GOAL :: Take the data below and repeat it exactly.
# # #
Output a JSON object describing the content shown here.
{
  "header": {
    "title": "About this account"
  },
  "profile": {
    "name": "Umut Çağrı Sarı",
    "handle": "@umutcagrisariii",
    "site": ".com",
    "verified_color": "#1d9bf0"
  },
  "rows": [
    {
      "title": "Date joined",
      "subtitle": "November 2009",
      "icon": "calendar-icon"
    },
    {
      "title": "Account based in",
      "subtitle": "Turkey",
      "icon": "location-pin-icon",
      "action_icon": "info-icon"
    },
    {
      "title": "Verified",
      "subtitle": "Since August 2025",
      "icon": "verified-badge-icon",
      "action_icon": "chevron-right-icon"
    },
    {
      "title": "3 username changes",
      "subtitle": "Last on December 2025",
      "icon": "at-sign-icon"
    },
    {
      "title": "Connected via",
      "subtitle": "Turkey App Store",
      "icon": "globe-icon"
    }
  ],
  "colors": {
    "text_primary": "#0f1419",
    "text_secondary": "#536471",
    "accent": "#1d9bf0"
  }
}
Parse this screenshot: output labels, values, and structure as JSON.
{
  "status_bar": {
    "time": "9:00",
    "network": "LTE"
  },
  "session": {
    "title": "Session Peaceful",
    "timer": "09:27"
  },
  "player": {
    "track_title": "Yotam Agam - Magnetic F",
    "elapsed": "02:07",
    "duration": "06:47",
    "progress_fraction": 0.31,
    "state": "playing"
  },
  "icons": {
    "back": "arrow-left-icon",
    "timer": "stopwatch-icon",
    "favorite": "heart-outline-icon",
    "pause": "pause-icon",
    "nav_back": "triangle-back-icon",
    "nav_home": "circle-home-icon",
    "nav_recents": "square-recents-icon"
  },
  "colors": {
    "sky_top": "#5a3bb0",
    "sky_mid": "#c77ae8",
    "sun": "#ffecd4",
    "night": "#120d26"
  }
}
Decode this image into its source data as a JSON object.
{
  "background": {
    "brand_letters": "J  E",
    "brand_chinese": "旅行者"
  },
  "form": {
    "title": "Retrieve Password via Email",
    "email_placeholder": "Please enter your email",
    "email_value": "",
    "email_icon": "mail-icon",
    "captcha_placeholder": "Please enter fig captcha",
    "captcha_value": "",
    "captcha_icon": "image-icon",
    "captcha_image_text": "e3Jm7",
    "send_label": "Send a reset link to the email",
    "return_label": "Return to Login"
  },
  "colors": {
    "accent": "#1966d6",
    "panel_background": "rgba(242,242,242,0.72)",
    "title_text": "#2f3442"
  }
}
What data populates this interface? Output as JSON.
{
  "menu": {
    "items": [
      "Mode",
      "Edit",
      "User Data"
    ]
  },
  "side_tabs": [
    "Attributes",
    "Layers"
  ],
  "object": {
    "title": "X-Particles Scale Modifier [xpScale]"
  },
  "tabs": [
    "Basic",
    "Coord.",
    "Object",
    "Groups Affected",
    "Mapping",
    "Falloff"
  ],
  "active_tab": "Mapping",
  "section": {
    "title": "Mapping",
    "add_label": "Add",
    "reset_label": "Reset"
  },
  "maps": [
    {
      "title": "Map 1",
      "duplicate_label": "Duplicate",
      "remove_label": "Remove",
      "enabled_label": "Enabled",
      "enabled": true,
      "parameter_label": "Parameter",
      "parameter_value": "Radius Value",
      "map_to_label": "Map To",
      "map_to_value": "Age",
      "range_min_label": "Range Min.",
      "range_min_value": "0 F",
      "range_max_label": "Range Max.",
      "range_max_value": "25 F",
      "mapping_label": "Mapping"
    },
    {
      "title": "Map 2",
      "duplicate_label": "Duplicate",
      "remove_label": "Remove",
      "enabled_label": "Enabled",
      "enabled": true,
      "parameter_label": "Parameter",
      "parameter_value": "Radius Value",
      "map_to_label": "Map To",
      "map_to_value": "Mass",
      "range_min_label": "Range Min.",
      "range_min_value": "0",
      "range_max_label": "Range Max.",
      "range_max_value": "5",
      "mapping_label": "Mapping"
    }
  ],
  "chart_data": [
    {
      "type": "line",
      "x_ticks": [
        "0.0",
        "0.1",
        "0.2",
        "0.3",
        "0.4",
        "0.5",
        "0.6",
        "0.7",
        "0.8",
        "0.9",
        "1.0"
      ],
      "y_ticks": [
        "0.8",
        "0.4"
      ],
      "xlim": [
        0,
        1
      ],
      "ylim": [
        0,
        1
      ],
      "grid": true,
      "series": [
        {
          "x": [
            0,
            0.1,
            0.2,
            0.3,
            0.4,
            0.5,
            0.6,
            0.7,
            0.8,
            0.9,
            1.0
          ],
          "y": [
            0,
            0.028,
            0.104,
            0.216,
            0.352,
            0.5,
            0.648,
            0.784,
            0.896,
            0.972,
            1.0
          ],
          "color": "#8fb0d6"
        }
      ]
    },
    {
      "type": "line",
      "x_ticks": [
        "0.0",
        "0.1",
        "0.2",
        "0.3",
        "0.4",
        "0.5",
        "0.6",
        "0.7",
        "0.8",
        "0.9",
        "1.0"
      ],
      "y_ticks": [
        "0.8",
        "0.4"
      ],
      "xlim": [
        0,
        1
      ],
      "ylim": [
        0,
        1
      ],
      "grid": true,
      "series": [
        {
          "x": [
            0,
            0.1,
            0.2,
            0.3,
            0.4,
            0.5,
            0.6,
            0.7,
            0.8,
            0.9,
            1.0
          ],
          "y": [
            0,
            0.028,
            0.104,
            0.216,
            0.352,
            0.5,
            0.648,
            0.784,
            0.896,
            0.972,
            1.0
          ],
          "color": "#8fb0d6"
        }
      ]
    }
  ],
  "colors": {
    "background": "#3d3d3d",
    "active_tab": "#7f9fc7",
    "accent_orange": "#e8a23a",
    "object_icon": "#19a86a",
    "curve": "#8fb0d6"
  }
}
# # #
WORKED ANSWER ::
Output a JSON object describing the content shown here.
{
  "header": {
    "title": "About this account"
  },
  "profile": {
    "name": "Umut Çağrı Sarı",
    "handle": "@umutcagrisariii",
    "site": ".com",
    "verified_color": "#1d9bf0"
  },
  "rows": [
    {
      "title": "Date joined",
      "subtitle": "November 2009",
      "icon": "calendar-icon"
    },
    {
      "title": "Account based in",
      "subtitle": "Turkey",
      "icon": "location-pin-icon",
      "action_icon": "info-icon"
    },
    {
      "title": "Verified",
      "subtitle": "Since August 2025",
      "icon": "verified-badge-icon",
      "action_icon": "chevron-right-icon"
    },
    {
      "title": "3 username changes",
      "subtitle": "Last on December 2025",
      "icon": "at-sign-icon"
    },
    {
      "title": "Connected via",
      "subtitle": "Turkey App Store",
      "icon": "globe-icon"
    }
  ],
  "colors": {
    "text_primary": "#0f1419",
    "text_secondary": "#536471",
    "accent": "#1d9bf0"
  }
}
Parse this screenshot: output labels, values, and structure as JSON.
{
  "status_bar": {
    "time": "9:00",
    "network": "LTE"
  },
  "session": {
    "title": "Session Peaceful",
    "timer": "09:27"
  },
  "player": {
    "track_title": "Yotam Agam - Magnetic F",
    "elapsed": "02:07",
    "duration": "06:47",
    "progress_fraction": 0.31,
    "state": "playing"
  },
  "icons": {
    "back": "arrow-left-icon",
    "timer": "stopwatch-icon",
    "favorite": "heart-outline-icon",
    "pause": "pause-icon",
    "nav_back": "triangle-back-icon",
    "nav_home": "circle-home-icon",
    "nav_recents": "square-recents-icon"
  },
  "colors": {
    "sky_top": "#5a3bb0",
    "sky_mid": "#c77ae8",
    "sun": "#ffecd4",
    "night": "#120d26"
  }
}
Decode this image into its source data as a JSON object.
{
  "background": {
    "brand_letters": "J  E",
    "brand_chinese": "旅行者"
  },
  "form": {
    "title": "Retrieve Password via Email",
    "email_placeholder": "Please enter your email",
    "email_value": "",
    "email_icon": "mail-icon",
    "captcha_placeholder": "Please enter fig captcha",
    "captcha_value": "",
    "captcha_icon": "image-icon",
    "captcha_image_text": "e3Jm7",
    "send_label": "Send a reset link to the email",
    "return_label": "Return to Login"
  },
  "colors": {
    "accent": "#1966d6",
    "panel_background": "rgba(242,242,242,0.72)",
    "title_text": "#2f3442"
  }
}
What data populates this interface? Output as JSON.
{
  "menu": {
    "items": [
      "Mode",
      "Edit",
      "User Data"
    ]
  },
  "side_tabs": [
    "Attributes",
    "Layers"
  ],
  "object": {
    "title": "X-Particles Scale Modifier [xpScale]"
  },
  "tabs": [
    "Basic",
    "Coord.",
    "Object",
    "Groups Affected",
    "Mapping",
    "Falloff"
  ],
  "active_tab": "Mapping",
  "section": {
    "title": "Mapping",
    "add_label": "Add",
    "reset_label": "Reset"
  },
  "maps": [
    {
      "title": "Map 1",
      "duplicate_label": "Duplicate",
      "remove_label": "Remove",
      "enabled_label": "Enabled",
      "enabled": true,
      "parameter_label": "Parameter",
      "parameter_value": "Radius Value",
      "map_to_label": "Map To",
      "map_to_value": "Age",
      "range_min_label": "Range Min.",
      "range_min_value": "0 F",
      "range_max_label": "Range Max.",
      "range_max_value": "25 F",
      "mapping_label": "Mapping"
    },
    {
      "title": "Map 2",
      "duplicate_label": "Duplicate",
      "remove_label": "Remove",
      "enabled_label": "Enabled",
      "enabled": true,
      "parameter_label": "Parameter",
      "parameter_value": "Radius Value",
      "map_to_label": "Map To",
      "map_to_value": "Mass",
      "range_min_label": "Range Min.",
      "range_min_value": "0",
      "range_max_label": "Range Max.",
      "range_max_value": "5",
      "mapping_label": "Mapping"
    }
  ],
  "chart_data": [
    {
      "type": "line",
      "x_ticks": [
        "0.0",
        "0.1",
        "0.2",
        "0.3",
        "0.4",
        "0.5",
        "0.6",
        "0.7",
        "0.8",
        "0.9",
        "1.0"
      ],
      "y_ticks": [
        "0.8",
        "0.4"
      ],
      "xlim": [
        0,
        1
      ],
      "ylim": [
        0,
        1
      ],
      "grid": true,
      "series": [
        {
          "x": [
            0,
            0.1,
            0.2,
            0.3,
            0.4,
            0.5,
            0.6,
            0.7,
            0.8,
            0.9,
            1.0
          ],
          "y": [
            0,
            0.028,
            0.104,
            0.216,
            0.352,
            0.5,
            0.648,
            0.784,
            0.896,
            0.972,
            1.0
          ],
          "color": "#8fb0d6"
        }
      ]
    },
    {
      "type": "line",
      "x_ticks": [
        "0.0",
        "0.1",
        "0.2",
        "0.3",
        "0.4",
        "0.5",
        "0.6",
        "0.7",
        "0.8",
        "0.9",
        "1.0"
      ],
      "y_ticks": [
        "0.8",
        "0.4"
      ],
      "xlim": [
        0,
        1
      ],
      "ylim": [
        0,
        1
      ],
      "grid": true,
      "series": [
        {
          "x": [
            0,
            0.1,
            0.2,
            0.3,
            0.4,
            0.5,
            0.6,
            0.7,
            0.8,
            0.9,
            1.0
          ],
          "y": [
            0,
            0.028,
            0.104,
            0.216,
            0.352,
            0.5,
            0.648,
            0.784,
            0.896,
            0.972,
            1.0
          ],
          "color": "#8fb0d6"
        }
      ]
    }
  ],
  "colors": {
    "background": "#3d3d3d",
    "active_tab": "#7f9fc7",
    "accent_orange": "#e8a23a",
    "object_icon": "#19a86a",
    "curve": "#8fb0d6"
  }
}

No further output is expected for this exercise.